• Instructions to follow:
Find every line in the data that contains the word "back". Return each of those lines.

** Opening Supplied information block **

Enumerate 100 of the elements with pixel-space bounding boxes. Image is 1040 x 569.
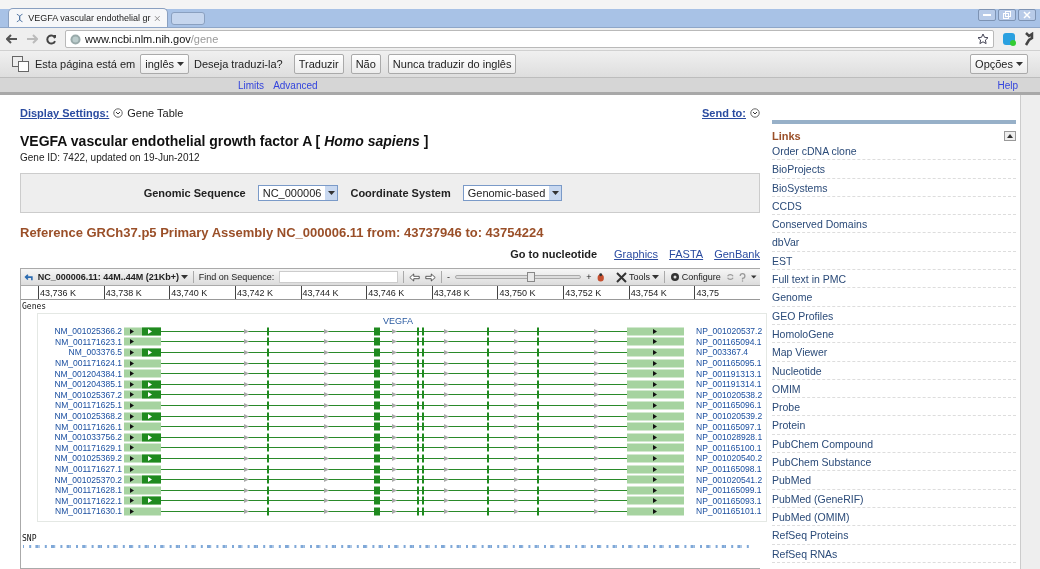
link-item[interactable]: PubMed (GeneRIF) <box>772 489 1016 508</box>
header-link[interactable]: Limits <box>238 80 265 92</box>
chevron-down-icon[interactable] <box>750 108 760 118</box>
protein-label[interactable]: NP_001020541.2 <box>684 474 766 485</box>
translate-button[interactable]: Traduzir <box>293 54 344 74</box>
transcript-label[interactable]: NM_001171626.1 <box>38 421 124 432</box>
link-item[interactable]: Genome <box>772 288 1016 307</box>
zoom-in-button[interactable]: + <box>586 272 592 282</box>
range-dropdown[interactable]: NC_000006.11: 44M..44M (21Kb+) <box>37 272 188 282</box>
collapse-button[interactable] <box>1004 131 1016 141</box>
close-icon[interactable] <box>154 14 161 22</box>
protein-label[interactable]: NP_001165097.1 <box>684 421 766 432</box>
link-item[interactable]: CCDS <box>772 196 1016 216</box>
display-settings-link[interactable]: Display Settings: <box>20 107 110 119</box>
zoom-slider[interactable] <box>454 275 582 279</box>
help-link[interactable]: Help <box>997 80 1018 92</box>
link-item[interactable]: RefSeq Proteins <box>772 526 1016 545</box>
protein-label[interactable]: NP_001165094.1 <box>684 336 766 347</box>
translate-button[interactable]: Nunca traduzir do inglês <box>387 54 517 74</box>
protein-label[interactable]: NP_001165095.1 <box>684 358 766 369</box>
translate-button[interactable]: Não <box>350 54 381 74</box>
link-item[interactable]: Order cDNA clone <box>772 142 1016 161</box>
back-icon[interactable] <box>6 34 18 44</box>
transcript-label[interactable]: NM_001171624.1 <box>38 358 124 369</box>
transcript-label[interactable]: NM_001204385.1 <box>38 379 124 390</box>
help-icon[interactable] <box>739 271 747 283</box>
browser-tab[interactable]: VEGFA vascular endothelial gr <box>8 8 168 27</box>
link-item[interactable]: PubMed <box>772 471 1016 490</box>
link-item[interactable]: GEO Profiles <box>772 306 1016 325</box>
protein-label[interactable]: NP_001020538.2 <box>684 389 766 400</box>
link-item[interactable]: HomoloGene <box>772 324 1016 344</box>
address-field[interactable]: www.ncbi.nlm.nih.gov/gene <box>65 30 994 48</box>
link-item[interactable]: BioSystems <box>772 178 1016 197</box>
goto-link[interactable]: Graphics <box>614 248 659 260</box>
scrollbar[interactable] <box>1020 95 1040 569</box>
sequence-dropdown[interactable]: NC_000006 <box>257 185 339 201</box>
transcript-label[interactable]: NM_001171627.1 <box>38 464 124 474</box>
protein-label[interactable]: NP_001020540.2 <box>684 453 766 464</box>
link-item[interactable]: PubChem Substance <box>772 453 1016 472</box>
undo-icon[interactable] <box>24 272 33 282</box>
protein-label[interactable]: NP_003367.4 <box>684 347 766 358</box>
transcript-label[interactable]: NM_001171622.1 <box>38 495 124 506</box>
protein-label[interactable]: NP_001020537.2 <box>684 326 766 337</box>
link-item[interactable]: dbVar <box>772 233 1016 252</box>
link-item[interactable]: Probe <box>772 398 1016 417</box>
link-item[interactable]: RefSeq RNAs <box>772 544 1016 563</box>
link-item[interactable]: Map Viewer <box>772 343 1016 362</box>
new-tab-button[interactable] <box>171 12 205 25</box>
forward-icon[interactable] <box>425 271 437 283</box>
link-item[interactable]: Full text in PMC <box>772 270 1016 289</box>
minimize-button[interactable] <box>978 9 996 21</box>
transcript-label[interactable]: NM_001171629.1 <box>38 442 124 453</box>
transcript-label[interactable]: NM_001171628.1 <box>38 485 124 496</box>
protein-label[interactable]: NP_001165100.1 <box>684 442 766 453</box>
link-item[interactable]: Protein <box>772 416 1016 435</box>
zoom-out-button[interactable]: - <box>446 272 450 282</box>
star-icon[interactable] <box>977 33 989 45</box>
zoom-slider-thumb[interactable] <box>526 272 535 282</box>
link-item[interactable]: BioProjects <box>772 160 1016 179</box>
protein-label[interactable]: NP_001165099.1 <box>684 485 766 496</box>
protein-label[interactable]: NP_001165098.1 <box>684 464 766 474</box>
link-item[interactable]: Conserved Domains <box>772 215 1016 234</box>
extension-icon[interactable] <box>1002 32 1016 46</box>
protein-label[interactable]: NP_001165096.1 <box>684 400 766 411</box>
transcript-label[interactable]: NM_001033756.2 <box>38 432 124 443</box>
transcript-label[interactable]: NM_001025369.2 <box>38 453 124 464</box>
transcript-label[interactable]: NM_001171630.1 <box>38 506 124 517</box>
restore-button[interactable] <box>998 9 1016 21</box>
link-item[interactable]: PubMed (OMIM) <box>772 507 1016 527</box>
goto-link[interactable]: FASTA <box>669 248 704 260</box>
transcript-label[interactable]: NM_001025368.2 <box>38 411 124 422</box>
header-link[interactable]: Advanced <box>273 80 318 92</box>
refresh-icon[interactable] <box>725 272 735 282</box>
link-item[interactable]: PubChem Compound <box>772 434 1016 454</box>
send-to-link[interactable]: Send to: <box>702 107 746 119</box>
transcript-label[interactable]: NM_001025367.2 <box>38 389 124 400</box>
protein-label[interactable]: NP_001028928.1 <box>684 432 766 443</box>
link-item[interactable]: Nucleotide <box>772 361 1016 380</box>
transcript-label[interactable]: NM_001171625.1 <box>38 400 124 411</box>
close-window-button[interactable] <box>1018 9 1036 21</box>
protein-label[interactable]: NP_001165101.1 <box>684 506 766 517</box>
find-field[interactable] <box>279 271 399 283</box>
transcript-label[interactable]: NM_001204384.1 <box>38 368 124 379</box>
transcript-label[interactable]: NM_001025366.2 <box>38 326 124 337</box>
link-item[interactable]: EST <box>772 251 1016 271</box>
options-button[interactable]: Opções <box>970 54 1028 74</box>
transcript-label[interactable]: NM_003376.5 <box>38 347 124 358</box>
bug-icon[interactable] <box>596 271 606 283</box>
coordinate-dropdown[interactable]: Genomic-based <box>462 185 563 201</box>
protein-label[interactable]: NP_001191313.1 <box>684 368 766 379</box>
language-dropdown[interactable]: inglês <box>140 54 190 74</box>
protein-label[interactable]: NP_001020539.2 <box>684 411 766 422</box>
chevron-down-icon[interactable] <box>113 108 124 118</box>
link-item[interactable]: OMIM <box>772 379 1016 399</box>
configure-button[interactable]: Configure <box>669 272 721 282</box>
tools-menu[interactable]: Tools <box>615 271 659 283</box>
transcript-label[interactable]: NM_001025370.2 <box>38 474 124 485</box>
back-icon[interactable] <box>409 271 421 283</box>
goto-link[interactable]: GenBank <box>714 248 760 260</box>
transcript-label[interactable]: NM_001171623.1 <box>38 336 124 347</box>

** Closing Supplied information block **

• Output of the task:
back-icon[interactable] <box>6 34 18 44</box>
back-icon[interactable] <box>409 271 421 283</box>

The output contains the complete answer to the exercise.